### [What to produce]
Reproduce the listing exactly and skip over any pictures.

-- Extracted entries start --

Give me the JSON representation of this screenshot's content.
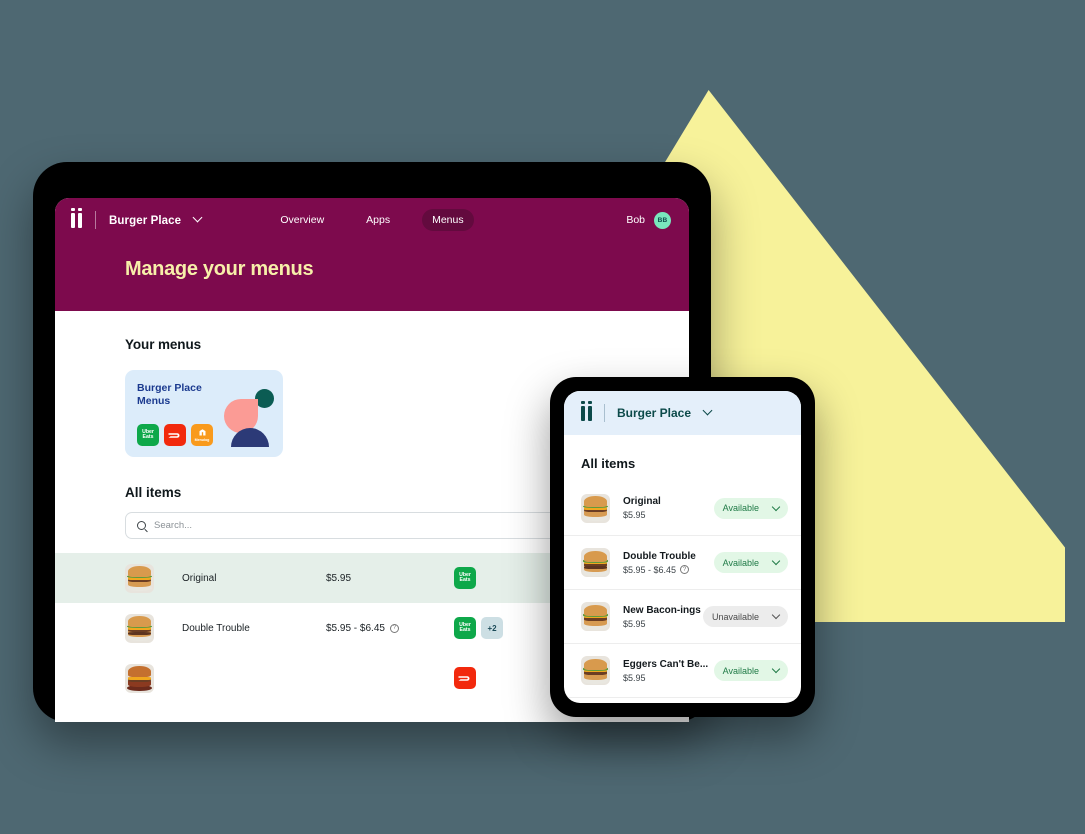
{
  "colors": {
    "background": "#4e6872",
    "wedge_yellow": "#f7f29a",
    "tablet_header_magenta": "#7d0a4d",
    "page_title_yellow": "#f7efa9",
    "menu_card_blue": "#dcecfa",
    "menu_card_title_blue": "#1b3a8f",
    "phone_header_blue": "#e4effa",
    "phone_brand_teal": "#0c4a4a",
    "avatar_mint": "#79e6bd",
    "available_bg": "#e2f7e6",
    "available_text": "#1f7a46",
    "unavailable_bg": "#ececec",
    "row_highlight": "#e5efe9",
    "ubereats_green": "#0ea84a",
    "doordash_red": "#f2290d",
    "menulog_orange": "#f99a1c"
  },
  "tablet": {
    "logo_icon": "ii-logo-icon",
    "brand": "Burger Place",
    "brand_chevron_icon": "chevron-down-icon",
    "nav": [
      {
        "label": "Overview",
        "active": false
      },
      {
        "label": "Apps",
        "active": false
      },
      {
        "label": "Menus",
        "active": true
      }
    ],
    "user": {
      "name": "Bob",
      "initials": "BB"
    },
    "page_title": "Manage your menus",
    "your_menus_title": "Your menus",
    "menu_card": {
      "title": "Burger Place\nMenus",
      "platforms": [
        {
          "name": "Uber Eats",
          "icon": "ubereats-icon",
          "label": "Uber\nEats"
        },
        {
          "name": "DoorDash",
          "icon": "doordash-icon",
          "label": ""
        },
        {
          "name": "Menulog",
          "icon": "menulog-icon",
          "label": "Menulog"
        }
      ]
    },
    "all_items_title": "All items",
    "search": {
      "placeholder": "Search...",
      "value": "",
      "icon": "search-icon"
    },
    "rows": [
      {
        "name": "Original",
        "price": "$5.95",
        "has_info_icon": false,
        "badges": [
          "ubereats-icon"
        ],
        "overflow": "",
        "highlighted": true
      },
      {
        "name": "Double Trouble",
        "price": "$5.95 - $6.45",
        "has_info_icon": true,
        "badges": [
          "ubereats-icon"
        ],
        "overflow": "+2",
        "highlighted": false
      },
      {
        "name": "",
        "price": "",
        "has_info_icon": false,
        "badges": [
          "doordash-icon"
        ],
        "overflow": "",
        "highlighted": false
      }
    ]
  },
  "phone": {
    "logo_icon": "ii-logo-icon",
    "brand": "Burger Place",
    "brand_chevron_icon": "chevron-down-icon",
    "all_items_title": "All items",
    "rows": [
      {
        "name": "Original",
        "price": "$5.95",
        "has_info_icon": false,
        "status": "Available",
        "status_type": "avail",
        "chevron_icon": "chevron-down-icon"
      },
      {
        "name": "Double Trouble",
        "price": "$5.95 - $6.45",
        "has_info_icon": true,
        "status": "Available",
        "status_type": "avail",
        "chevron_icon": "chevron-down-icon"
      },
      {
        "name": "New Bacon-ings",
        "price": "$5.95",
        "has_info_icon": false,
        "status": "Unavailable",
        "status_type": "unavail",
        "chevron_icon": "chevron-down-icon"
      },
      {
        "name": "Eggers Can't Be...",
        "price": "$5.95",
        "has_info_icon": false,
        "status": "Available",
        "status_type": "avail",
        "chevron_icon": "chevron-down-icon"
      }
    ]
  }
}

-- Extracted entries end --

### [Correct response]
Give me the JSON representation of this screenshot's content.
{
  "colors": {
    "background": "#4e6872",
    "wedge_yellow": "#f7f29a",
    "tablet_header_magenta": "#7d0a4d",
    "page_title_yellow": "#f7efa9",
    "menu_card_blue": "#dcecfa",
    "menu_card_title_blue": "#1b3a8f",
    "phone_header_blue": "#e4effa",
    "phone_brand_teal": "#0c4a4a",
    "avatar_mint": "#79e6bd",
    "available_bg": "#e2f7e6",
    "available_text": "#1f7a46",
    "unavailable_bg": "#ececec",
    "row_highlight": "#e5efe9",
    "ubereats_green": "#0ea84a",
    "doordash_red": "#f2290d",
    "menulog_orange": "#f99a1c"
  },
  "tablet": {
    "logo_icon": "ii-logo-icon",
    "brand": "Burger Place",
    "brand_chevron_icon": "chevron-down-icon",
    "nav": [
      {
        "label": "Overview",
        "active": false
      },
      {
        "label": "Apps",
        "active": false
      },
      {
        "label": "Menus",
        "active": true
      }
    ],
    "user": {
      "name": "Bob",
      "initials": "BB"
    },
    "page_title": "Manage your menus",
    "your_menus_title": "Your menus",
    "menu_card": {
      "title": "Burger Place\nMenus",
      "platforms": [
        {
          "name": "Uber Eats",
          "icon": "ubereats-icon",
          "label": "Uber\nEats"
        },
        {
          "name": "DoorDash",
          "icon": "doordash-icon",
          "label": ""
        },
        {
          "name": "Menulog",
          "icon": "menulog-icon",
          "label": "Menulog"
        }
      ]
    },
    "all_items_title": "All items",
    "search": {
      "placeholder": "Search...",
      "value": "",
      "icon": "search-icon"
    },
    "rows": [
      {
        "name": "Original",
        "price": "$5.95",
        "has_info_icon": false,
        "badges": [
          "ubereats-icon"
        ],
        "overflow": "",
        "highlighted": true
      },
      {
        "name": "Double Trouble",
        "price": "$5.95 - $6.45",
        "has_info_icon": true,
        "badges": [
          "ubereats-icon"
        ],
        "overflow": "+2",
        "highlighted": false
      },
      {
        "name": "",
        "price": "",
        "has_info_icon": false,
        "badges": [
          "doordash-icon"
        ],
        "overflow": "",
        "highlighted": false
      }
    ]
  },
  "phone": {
    "logo_icon": "ii-logo-icon",
    "brand": "Burger Place",
    "brand_chevron_icon": "chevron-down-icon",
    "all_items_title": "All items",
    "rows": [
      {
        "name": "Original",
        "price": "$5.95",
        "has_info_icon": false,
        "status": "Available",
        "status_type": "avail",
        "chevron_icon": "chevron-down-icon"
      },
      {
        "name": "Double Trouble",
        "price": "$5.95 - $6.45",
        "has_info_icon": true,
        "status": "Available",
        "status_type": "avail",
        "chevron_icon": "chevron-down-icon"
      },
      {
        "name": "New Bacon-ings",
        "price": "$5.95",
        "has_info_icon": false,
        "status": "Unavailable",
        "status_type": "unavail",
        "chevron_icon": "chevron-down-icon"
      },
      {
        "name": "Eggers Can't Be...",
        "price": "$5.95",
        "has_info_icon": false,
        "status": "Available",
        "status_type": "avail",
        "chevron_icon": "chevron-down-icon"
      }
    ]
  }
}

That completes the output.